**PROBLEM REQUIREMENTS:** Check each line below for the word "تعمیر", and copy those that have it.

**ENTRIES:**
____________________

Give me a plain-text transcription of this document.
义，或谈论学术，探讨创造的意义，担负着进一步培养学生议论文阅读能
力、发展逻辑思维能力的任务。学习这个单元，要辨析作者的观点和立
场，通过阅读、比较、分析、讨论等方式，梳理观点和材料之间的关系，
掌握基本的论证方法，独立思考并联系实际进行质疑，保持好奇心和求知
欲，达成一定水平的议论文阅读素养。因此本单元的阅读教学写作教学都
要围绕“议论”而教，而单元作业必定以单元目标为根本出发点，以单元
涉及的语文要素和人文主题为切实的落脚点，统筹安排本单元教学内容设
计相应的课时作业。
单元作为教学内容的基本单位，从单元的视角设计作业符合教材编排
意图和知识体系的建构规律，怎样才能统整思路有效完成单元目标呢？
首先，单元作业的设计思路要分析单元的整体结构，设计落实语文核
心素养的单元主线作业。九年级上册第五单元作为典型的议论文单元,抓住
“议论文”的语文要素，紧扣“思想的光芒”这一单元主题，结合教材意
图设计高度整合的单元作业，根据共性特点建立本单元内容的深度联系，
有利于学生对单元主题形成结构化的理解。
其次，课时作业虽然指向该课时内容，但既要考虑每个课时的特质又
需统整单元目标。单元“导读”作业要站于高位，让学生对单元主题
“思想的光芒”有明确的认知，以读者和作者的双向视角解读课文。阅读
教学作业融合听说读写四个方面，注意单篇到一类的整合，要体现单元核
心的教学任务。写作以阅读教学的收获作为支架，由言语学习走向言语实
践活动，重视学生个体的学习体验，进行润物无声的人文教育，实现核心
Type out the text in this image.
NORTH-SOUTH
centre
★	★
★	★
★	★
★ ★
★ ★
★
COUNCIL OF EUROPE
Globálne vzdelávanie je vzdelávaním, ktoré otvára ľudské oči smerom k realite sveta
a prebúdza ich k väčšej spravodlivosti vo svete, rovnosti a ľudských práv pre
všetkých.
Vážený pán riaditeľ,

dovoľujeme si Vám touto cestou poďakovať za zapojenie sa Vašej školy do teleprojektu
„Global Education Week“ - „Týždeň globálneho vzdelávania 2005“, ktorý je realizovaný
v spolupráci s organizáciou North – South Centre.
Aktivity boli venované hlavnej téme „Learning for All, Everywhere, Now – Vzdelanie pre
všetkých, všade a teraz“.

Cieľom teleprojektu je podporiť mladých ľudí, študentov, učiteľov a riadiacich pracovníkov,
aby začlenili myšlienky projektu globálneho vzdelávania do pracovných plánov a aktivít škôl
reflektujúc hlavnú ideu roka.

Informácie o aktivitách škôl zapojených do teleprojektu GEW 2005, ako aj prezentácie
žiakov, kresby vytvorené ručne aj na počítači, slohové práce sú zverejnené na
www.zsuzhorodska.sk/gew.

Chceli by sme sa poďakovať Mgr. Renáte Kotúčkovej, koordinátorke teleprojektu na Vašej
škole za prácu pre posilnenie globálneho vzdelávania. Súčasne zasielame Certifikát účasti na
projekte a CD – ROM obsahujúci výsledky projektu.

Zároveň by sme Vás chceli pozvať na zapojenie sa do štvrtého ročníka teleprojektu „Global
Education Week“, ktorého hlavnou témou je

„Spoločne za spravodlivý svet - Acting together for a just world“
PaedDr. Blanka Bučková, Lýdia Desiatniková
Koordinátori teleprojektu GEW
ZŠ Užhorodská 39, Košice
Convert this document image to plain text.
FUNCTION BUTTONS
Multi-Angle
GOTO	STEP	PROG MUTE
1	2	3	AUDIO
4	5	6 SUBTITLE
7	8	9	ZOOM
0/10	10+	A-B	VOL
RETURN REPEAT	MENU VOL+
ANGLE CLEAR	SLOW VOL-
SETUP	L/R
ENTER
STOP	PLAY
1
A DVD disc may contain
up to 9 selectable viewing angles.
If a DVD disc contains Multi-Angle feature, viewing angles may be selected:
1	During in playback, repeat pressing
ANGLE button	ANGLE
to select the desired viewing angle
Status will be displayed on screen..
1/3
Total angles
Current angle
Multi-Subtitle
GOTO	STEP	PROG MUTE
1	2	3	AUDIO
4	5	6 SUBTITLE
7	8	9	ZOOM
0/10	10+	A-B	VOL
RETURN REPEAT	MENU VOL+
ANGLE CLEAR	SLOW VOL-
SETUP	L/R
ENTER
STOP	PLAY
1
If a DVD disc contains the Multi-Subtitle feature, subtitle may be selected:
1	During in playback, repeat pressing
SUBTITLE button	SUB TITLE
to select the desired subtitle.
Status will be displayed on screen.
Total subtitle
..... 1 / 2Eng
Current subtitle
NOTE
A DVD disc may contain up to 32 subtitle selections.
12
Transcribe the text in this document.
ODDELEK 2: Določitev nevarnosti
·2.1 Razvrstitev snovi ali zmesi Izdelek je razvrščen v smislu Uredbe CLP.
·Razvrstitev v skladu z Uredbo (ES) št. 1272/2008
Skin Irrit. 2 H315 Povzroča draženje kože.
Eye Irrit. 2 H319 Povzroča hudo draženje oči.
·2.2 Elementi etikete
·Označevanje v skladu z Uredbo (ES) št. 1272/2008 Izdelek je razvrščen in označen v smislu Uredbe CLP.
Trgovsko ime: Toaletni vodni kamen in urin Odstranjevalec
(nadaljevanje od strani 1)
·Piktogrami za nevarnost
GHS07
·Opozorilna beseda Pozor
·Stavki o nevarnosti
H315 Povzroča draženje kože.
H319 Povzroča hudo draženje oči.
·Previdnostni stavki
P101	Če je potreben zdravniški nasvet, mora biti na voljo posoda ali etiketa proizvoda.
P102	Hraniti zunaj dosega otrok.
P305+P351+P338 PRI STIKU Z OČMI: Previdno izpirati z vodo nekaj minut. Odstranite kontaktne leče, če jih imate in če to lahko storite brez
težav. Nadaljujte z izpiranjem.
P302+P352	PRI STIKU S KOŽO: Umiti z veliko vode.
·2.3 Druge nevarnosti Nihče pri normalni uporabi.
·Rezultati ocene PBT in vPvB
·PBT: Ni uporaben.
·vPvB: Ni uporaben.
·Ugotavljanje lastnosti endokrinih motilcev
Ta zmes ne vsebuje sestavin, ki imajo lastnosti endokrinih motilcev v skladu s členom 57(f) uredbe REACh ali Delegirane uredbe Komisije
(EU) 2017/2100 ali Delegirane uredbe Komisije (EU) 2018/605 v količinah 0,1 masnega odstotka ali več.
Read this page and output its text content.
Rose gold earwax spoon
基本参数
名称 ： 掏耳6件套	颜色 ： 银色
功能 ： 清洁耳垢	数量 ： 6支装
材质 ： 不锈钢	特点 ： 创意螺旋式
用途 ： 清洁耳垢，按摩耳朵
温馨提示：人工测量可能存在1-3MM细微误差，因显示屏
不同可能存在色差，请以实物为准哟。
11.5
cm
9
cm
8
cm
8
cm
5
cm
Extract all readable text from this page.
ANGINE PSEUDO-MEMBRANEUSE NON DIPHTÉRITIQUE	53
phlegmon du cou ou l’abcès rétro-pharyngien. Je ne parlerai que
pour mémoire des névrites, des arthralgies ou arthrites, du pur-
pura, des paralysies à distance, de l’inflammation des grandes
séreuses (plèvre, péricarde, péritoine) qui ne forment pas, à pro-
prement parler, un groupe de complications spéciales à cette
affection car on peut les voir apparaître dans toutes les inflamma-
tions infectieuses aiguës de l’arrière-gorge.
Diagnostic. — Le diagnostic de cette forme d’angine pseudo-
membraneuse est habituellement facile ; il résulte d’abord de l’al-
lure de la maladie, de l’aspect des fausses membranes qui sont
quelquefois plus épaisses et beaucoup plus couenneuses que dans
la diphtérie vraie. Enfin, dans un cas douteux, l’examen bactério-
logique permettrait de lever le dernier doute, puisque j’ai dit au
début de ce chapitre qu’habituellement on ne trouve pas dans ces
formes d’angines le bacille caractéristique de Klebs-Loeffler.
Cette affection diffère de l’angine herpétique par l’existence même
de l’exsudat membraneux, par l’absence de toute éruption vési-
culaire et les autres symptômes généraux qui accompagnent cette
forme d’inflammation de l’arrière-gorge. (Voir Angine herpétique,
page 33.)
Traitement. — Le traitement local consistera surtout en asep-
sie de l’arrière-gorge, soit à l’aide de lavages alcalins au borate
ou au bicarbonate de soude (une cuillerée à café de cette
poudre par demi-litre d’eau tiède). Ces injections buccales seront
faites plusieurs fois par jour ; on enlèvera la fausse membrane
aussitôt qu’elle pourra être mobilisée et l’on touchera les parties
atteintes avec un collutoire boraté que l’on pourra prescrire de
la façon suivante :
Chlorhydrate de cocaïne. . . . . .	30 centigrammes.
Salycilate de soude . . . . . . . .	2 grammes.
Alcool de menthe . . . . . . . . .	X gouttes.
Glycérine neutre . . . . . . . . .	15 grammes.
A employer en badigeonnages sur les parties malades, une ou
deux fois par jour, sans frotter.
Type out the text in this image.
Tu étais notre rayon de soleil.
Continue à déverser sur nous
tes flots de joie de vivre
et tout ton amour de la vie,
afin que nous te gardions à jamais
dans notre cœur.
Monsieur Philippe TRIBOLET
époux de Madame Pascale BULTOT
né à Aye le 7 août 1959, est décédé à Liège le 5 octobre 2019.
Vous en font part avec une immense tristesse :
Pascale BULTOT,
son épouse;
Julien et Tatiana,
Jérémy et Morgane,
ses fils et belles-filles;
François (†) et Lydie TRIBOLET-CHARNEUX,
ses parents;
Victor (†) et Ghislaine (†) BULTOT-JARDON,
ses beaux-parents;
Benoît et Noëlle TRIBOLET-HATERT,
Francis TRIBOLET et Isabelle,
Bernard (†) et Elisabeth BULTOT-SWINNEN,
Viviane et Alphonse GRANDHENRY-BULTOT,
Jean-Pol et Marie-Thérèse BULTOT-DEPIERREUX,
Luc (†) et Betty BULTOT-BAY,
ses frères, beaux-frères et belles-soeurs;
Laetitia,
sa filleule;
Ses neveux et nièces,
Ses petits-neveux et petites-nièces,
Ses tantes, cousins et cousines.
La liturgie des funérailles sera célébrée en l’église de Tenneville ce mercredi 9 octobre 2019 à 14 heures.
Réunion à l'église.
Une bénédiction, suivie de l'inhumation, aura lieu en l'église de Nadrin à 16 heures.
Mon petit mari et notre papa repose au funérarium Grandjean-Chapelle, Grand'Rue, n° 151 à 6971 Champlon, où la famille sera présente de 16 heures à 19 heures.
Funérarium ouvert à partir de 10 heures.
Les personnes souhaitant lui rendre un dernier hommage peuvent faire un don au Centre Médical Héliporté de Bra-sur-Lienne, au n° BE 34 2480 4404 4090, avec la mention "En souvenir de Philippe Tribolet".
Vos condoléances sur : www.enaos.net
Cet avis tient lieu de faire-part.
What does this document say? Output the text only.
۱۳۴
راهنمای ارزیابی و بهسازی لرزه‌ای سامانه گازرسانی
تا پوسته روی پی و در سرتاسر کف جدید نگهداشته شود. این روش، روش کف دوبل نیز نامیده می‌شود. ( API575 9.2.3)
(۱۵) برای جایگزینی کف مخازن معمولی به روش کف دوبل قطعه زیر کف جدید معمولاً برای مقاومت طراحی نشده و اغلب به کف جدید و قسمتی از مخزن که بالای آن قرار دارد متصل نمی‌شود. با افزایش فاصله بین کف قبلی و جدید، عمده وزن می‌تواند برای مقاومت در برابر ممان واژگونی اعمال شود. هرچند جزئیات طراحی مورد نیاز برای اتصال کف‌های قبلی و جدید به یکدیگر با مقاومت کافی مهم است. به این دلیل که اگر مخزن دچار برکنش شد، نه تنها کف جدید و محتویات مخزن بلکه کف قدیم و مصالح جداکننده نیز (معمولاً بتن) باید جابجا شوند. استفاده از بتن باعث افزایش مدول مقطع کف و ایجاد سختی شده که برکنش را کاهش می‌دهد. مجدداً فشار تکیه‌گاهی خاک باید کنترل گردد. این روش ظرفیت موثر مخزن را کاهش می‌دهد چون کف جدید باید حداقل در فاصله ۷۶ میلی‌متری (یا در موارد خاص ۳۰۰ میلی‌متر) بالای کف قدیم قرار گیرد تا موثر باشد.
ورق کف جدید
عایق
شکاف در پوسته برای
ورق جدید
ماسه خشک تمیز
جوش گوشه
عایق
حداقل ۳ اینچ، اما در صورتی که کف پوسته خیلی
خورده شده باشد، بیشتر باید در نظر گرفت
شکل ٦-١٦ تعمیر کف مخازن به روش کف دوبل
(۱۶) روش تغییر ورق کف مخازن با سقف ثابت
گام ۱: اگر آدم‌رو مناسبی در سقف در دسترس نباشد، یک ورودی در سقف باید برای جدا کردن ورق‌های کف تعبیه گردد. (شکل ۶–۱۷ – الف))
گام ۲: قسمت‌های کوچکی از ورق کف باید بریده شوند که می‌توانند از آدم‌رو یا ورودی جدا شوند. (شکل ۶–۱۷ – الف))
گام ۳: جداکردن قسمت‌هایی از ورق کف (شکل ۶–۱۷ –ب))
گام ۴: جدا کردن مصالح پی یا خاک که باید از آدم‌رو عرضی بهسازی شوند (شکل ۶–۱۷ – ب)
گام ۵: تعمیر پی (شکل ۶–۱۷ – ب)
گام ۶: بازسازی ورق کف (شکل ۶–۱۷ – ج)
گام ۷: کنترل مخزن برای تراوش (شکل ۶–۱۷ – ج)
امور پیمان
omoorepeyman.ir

____________________

**ANSWER TO THIS EXERCISE:**
شکل ٦-١٦ تعمیر کف مخازن به روش کف دوبل
گام ۵: تعمیر پی (شکل ۶–۱۷ – ب)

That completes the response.